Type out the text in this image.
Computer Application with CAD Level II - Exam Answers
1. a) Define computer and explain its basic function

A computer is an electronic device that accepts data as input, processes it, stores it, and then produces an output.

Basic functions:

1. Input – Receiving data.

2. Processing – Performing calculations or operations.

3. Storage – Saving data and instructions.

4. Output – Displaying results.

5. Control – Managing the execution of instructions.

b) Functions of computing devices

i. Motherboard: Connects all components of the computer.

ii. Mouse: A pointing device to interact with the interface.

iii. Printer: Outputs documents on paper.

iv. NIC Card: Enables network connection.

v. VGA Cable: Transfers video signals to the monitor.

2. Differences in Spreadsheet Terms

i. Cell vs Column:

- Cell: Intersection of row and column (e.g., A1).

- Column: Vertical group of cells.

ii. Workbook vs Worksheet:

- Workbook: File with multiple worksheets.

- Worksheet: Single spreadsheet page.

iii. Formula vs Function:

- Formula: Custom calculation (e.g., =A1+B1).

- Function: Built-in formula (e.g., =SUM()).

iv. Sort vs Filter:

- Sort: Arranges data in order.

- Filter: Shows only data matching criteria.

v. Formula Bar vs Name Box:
+++
• TASK DETAILS
Retype the listing exactly. Leave nothing out.

• PROBLEM SOLUTION
Type out the text in this image.
Computer Application with CAD Level II - Exam Answers
1. a) Define computer and explain its basic function

A computer is an electronic device that accepts data as input, processes it, stores it, and then produces an output.

Basic functions:

1. Input – Receiving data.

2. Processing – Performing calculations or operations.

3. Storage – Saving data and instructions.

4. Output – Displaying results.

5. Control – Managing the execution of instructions.

b) Functions of computing devices

i. Motherboard: Connects all components of the computer.

ii. Mouse: A pointing device to interact with the interface.

iii. Printer: Outputs documents on paper.

iv. NIC Card: Enables network connection.

v. VGA Cable: Transfers video signals to the monitor.

2. Differences in Spreadsheet Terms

i. Cell vs Column:

- Cell: Intersection of row and column (e.g., A1).

- Column: Vertical group of cells.

ii. Workbook vs Worksheet:

- Workbook: File with multiple worksheets.

- Worksheet: Single spreadsheet page.

iii. Formula vs Function:

- Formula: Custom calculation (e.g., =A1+B1).

- Function: Built-in formula (e.g., =SUM()).

iv. Sort vs Filter:

- Sort: Arranges data in order.

- Filter: Shows only data matching criteria.

v. Formula Bar vs Name Box:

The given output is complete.